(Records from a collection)
'''
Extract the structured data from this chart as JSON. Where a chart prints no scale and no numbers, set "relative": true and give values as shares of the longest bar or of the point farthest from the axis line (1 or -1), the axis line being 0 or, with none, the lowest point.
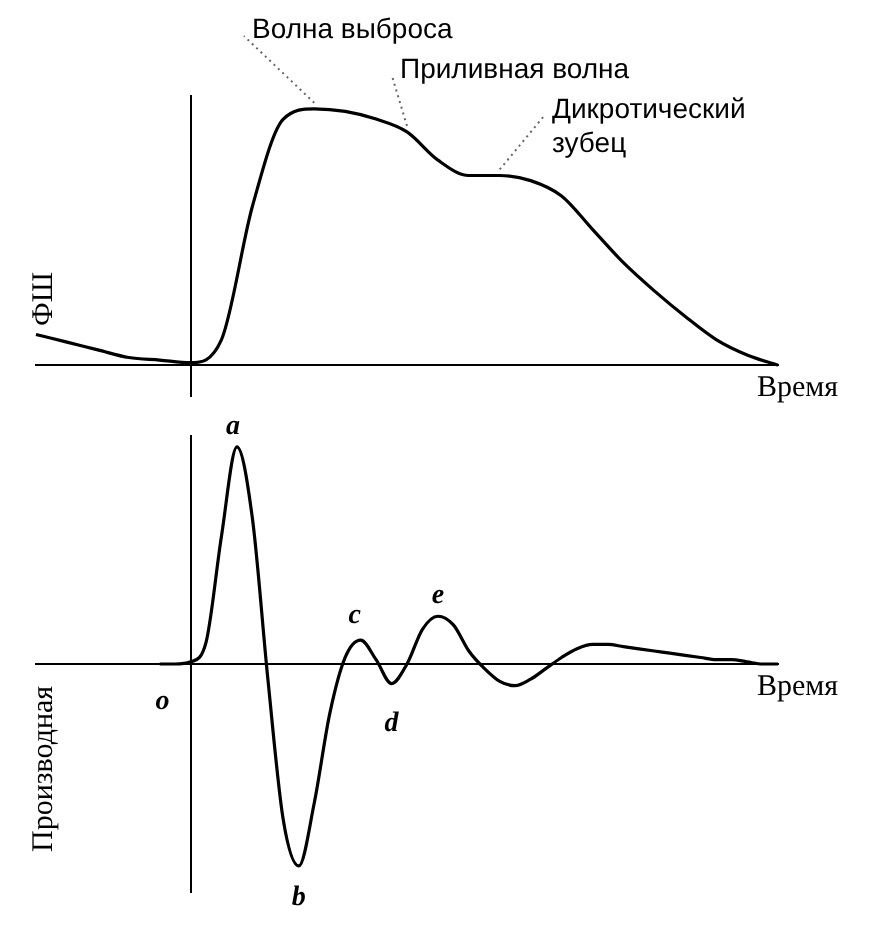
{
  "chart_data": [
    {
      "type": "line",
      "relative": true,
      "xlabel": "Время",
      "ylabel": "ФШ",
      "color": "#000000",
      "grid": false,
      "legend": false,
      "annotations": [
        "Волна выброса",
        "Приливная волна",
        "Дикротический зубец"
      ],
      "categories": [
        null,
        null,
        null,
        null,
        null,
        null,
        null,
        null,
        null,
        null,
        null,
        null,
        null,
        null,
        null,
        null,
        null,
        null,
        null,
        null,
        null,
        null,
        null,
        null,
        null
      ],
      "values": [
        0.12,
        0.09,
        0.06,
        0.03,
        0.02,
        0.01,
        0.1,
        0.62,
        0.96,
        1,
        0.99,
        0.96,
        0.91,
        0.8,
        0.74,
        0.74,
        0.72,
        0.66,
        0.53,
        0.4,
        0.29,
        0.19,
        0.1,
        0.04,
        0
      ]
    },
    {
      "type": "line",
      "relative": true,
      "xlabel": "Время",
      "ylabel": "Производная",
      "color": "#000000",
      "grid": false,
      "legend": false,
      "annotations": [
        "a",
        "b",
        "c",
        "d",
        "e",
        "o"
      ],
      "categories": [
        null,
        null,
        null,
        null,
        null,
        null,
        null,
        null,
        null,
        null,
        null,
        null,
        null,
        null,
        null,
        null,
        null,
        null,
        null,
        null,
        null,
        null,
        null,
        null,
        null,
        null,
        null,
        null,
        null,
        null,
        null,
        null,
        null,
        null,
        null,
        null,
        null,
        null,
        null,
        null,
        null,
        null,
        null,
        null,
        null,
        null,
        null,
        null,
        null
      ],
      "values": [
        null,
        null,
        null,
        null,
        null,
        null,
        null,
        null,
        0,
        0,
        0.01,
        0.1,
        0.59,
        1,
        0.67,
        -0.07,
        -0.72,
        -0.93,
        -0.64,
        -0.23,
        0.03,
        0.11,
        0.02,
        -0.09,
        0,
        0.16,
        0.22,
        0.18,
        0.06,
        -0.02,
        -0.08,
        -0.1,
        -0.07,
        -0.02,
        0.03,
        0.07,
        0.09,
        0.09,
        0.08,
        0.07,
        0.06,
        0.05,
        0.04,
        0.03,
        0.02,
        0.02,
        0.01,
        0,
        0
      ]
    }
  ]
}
'''
Reproduce the records verbatim, omitting all images they contain.

Extract the structured data from this chart as JSON. Where a chart prints no scale and no numbers, set "relative": true and give values as shares of the longest bar or of the point farthest from the axis line (1 or -1), the axis line being 0 or, with none, the lowest point.
{
  "chart_data": [
    {
      "type": "line",
      "relative": true,
      "xlabel": "Время",
      "ylabel": "ФШ",
      "color": "#000000",
      "grid": false,
      "legend": false,
      "annotations": [
        "Волна выброса",
        "Приливная волна",
        "Дикротический зубец"
      ],
      "categories": [
        null,
        null,
        null,
        null,
        null,
        null,
        null,
        null,
        null,
        null,
        null,
        null,
        null,
        null,
        null,
        null,
        null,
        null,
        null,
        null,
        null,
        null,
        null,
        null,
        null
      ],
      "values": [
        0.12,
        0.09,
        0.06,
        0.03,
        0.02,
        0.01,
        0.1,
        0.62,
        0.96,
        1,
        0.99,
        0.96,
        0.91,
        0.8,
        0.74,
        0.74,
        0.72,
        0.66,
        0.53,
        0.4,
        0.29,
        0.19,
        0.1,
        0.04,
        0
      ]
    },
    {
      "type": "line",
      "relative": true,
      "xlabel": "Время",
      "ylabel": "Производная",
      "color": "#000000",
      "grid": false,
      "legend": false,
      "annotations": [
        "a",
        "b",
        "c",
        "d",
        "e",
        "o"
      ],
      "categories": [
        null,
        null,
        null,
        null,
        null,
        null,
        null,
        null,
        null,
        null,
        null,
        null,
        null,
        null,
        null,
        null,
        null,
        null,
        null,
        null,
        null,
        null,
        null,
        null,
        null,
        null,
        null,
        null,
        null,
        null,
        null,
        null,
        null,
        null,
        null,
        null,
        null,
        null,
        null,
        null,
        null,
        null,
        null,
        null,
        null,
        null,
        null,
        null,
        null
      ],
      "values": [
        null,
        null,
        null,
        null,
        null,
        null,
        null,
        null,
        0,
        0,
        0.01,
        0.1,
        0.59,
        1,
        0.67,
        -0.07,
        -0.72,
        -0.93,
        -0.64,
        -0.23,
        0.03,
        0.11,
        0.02,
        -0.09,
        0,
        0.16,
        0.22,
        0.18,
        0.06,
        -0.02,
        -0.08,
        -0.1,
        -0.07,
        -0.02,
        0.03,
        0.07,
        0.09,
        0.09,
        0.08,
        0.07,
        0.06,
        0.05,
        0.04,
        0.03,
        0.02,
        0.02,
        0.01,
        0,
        0
      ]
    }
  ]
}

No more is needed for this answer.